(Data entries)

= = =

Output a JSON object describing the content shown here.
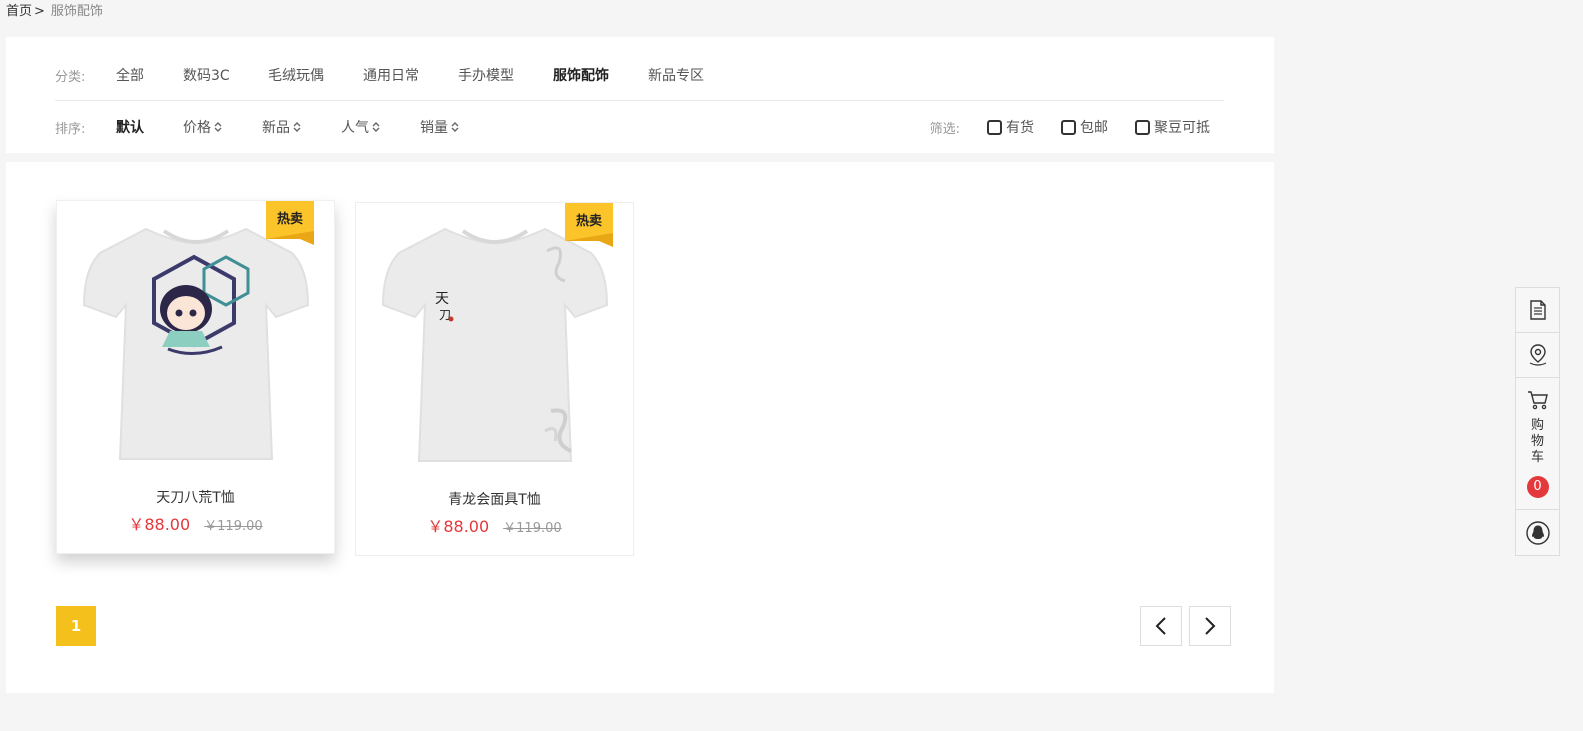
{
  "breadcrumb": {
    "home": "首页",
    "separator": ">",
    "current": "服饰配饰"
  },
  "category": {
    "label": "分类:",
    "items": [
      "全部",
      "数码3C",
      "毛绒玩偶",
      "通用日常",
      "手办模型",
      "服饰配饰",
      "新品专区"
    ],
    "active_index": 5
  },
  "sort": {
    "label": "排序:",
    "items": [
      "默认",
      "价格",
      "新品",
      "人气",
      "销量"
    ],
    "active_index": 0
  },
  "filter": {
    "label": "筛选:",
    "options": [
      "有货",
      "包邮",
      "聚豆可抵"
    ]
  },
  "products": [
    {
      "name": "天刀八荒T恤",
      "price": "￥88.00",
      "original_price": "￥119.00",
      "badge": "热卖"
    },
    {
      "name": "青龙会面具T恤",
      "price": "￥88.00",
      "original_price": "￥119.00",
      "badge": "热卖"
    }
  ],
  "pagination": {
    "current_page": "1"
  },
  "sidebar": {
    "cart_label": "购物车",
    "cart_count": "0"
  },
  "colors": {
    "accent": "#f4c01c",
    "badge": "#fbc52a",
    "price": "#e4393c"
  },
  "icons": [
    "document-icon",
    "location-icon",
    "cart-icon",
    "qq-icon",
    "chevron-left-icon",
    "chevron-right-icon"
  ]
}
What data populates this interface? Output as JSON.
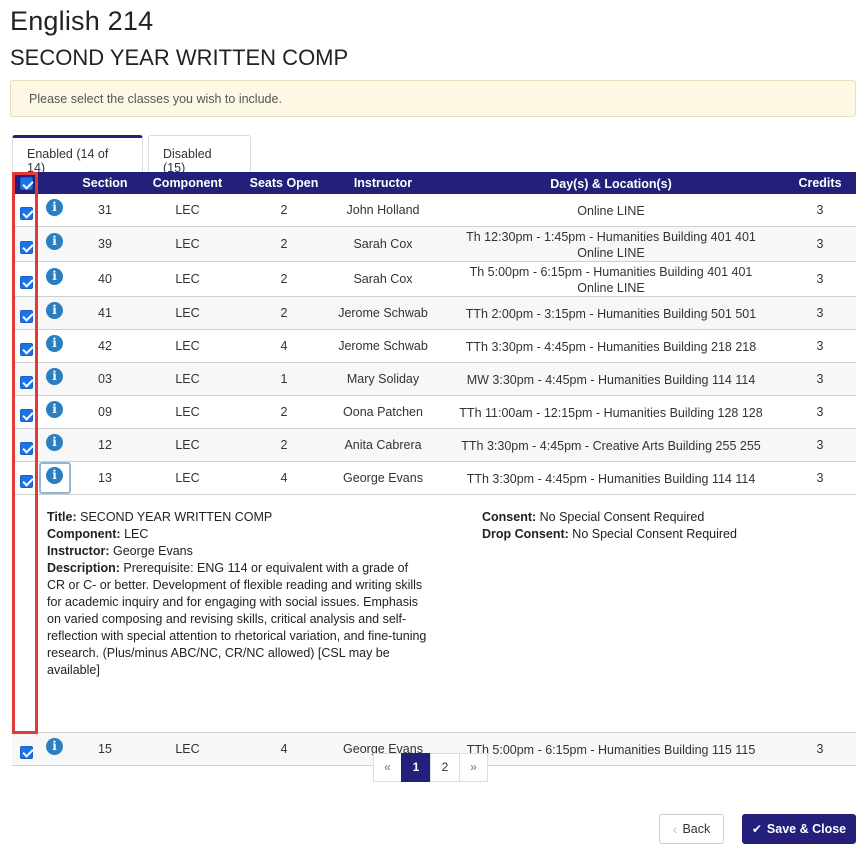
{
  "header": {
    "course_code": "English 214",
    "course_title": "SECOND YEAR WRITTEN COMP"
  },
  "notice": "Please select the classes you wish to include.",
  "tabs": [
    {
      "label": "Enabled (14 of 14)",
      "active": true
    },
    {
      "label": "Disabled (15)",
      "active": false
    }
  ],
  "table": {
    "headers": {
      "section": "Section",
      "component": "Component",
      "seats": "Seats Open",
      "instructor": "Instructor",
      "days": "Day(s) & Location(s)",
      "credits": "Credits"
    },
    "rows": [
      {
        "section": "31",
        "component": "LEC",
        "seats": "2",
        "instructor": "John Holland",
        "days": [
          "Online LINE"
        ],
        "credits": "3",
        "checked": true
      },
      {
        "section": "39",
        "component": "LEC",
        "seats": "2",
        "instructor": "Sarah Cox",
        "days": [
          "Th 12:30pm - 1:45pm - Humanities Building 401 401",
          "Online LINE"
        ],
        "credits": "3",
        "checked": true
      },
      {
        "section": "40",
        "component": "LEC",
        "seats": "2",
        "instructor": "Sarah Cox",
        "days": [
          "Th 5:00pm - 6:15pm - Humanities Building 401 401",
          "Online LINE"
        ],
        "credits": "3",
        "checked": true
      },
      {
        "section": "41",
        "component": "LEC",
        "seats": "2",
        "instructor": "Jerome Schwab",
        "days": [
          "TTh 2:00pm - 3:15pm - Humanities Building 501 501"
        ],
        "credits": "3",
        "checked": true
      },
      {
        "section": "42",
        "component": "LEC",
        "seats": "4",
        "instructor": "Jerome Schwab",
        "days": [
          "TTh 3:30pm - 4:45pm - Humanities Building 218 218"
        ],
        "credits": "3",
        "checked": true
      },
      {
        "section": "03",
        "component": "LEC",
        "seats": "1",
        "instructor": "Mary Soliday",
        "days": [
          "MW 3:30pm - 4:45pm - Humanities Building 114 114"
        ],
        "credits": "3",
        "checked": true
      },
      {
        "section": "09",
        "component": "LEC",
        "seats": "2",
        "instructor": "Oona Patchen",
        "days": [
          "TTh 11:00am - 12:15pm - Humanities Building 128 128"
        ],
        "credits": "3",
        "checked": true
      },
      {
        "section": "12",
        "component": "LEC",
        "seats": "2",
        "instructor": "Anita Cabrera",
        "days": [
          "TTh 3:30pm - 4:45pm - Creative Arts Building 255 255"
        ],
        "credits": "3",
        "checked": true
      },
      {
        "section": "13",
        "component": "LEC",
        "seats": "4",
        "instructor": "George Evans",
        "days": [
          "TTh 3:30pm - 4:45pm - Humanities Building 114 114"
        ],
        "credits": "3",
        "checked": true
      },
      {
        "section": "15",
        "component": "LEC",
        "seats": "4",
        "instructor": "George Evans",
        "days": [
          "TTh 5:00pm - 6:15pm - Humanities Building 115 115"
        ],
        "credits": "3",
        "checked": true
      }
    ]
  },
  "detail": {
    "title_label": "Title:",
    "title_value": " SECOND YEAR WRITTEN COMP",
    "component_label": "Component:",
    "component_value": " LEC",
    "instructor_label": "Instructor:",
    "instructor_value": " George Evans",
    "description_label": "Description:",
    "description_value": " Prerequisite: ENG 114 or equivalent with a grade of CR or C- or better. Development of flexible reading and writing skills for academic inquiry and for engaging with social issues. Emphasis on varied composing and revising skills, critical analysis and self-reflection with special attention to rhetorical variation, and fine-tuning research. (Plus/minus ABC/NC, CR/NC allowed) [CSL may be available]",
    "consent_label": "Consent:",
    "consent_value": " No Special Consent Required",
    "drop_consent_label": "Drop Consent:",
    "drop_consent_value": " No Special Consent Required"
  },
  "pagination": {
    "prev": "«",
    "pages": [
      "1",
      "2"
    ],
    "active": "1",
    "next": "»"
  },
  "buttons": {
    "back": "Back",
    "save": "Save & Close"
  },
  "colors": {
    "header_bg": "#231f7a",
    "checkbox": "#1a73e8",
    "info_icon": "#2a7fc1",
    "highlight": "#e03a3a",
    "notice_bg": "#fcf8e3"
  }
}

= = =

Instruction =>
Read through the entries and copy every line that includes "YEAR".

Solution for this exercise =>
    "course_title": "SECOND YEAR WRITTEN COMP"
    "title_value": " SECOND YEAR WRITTEN COMP",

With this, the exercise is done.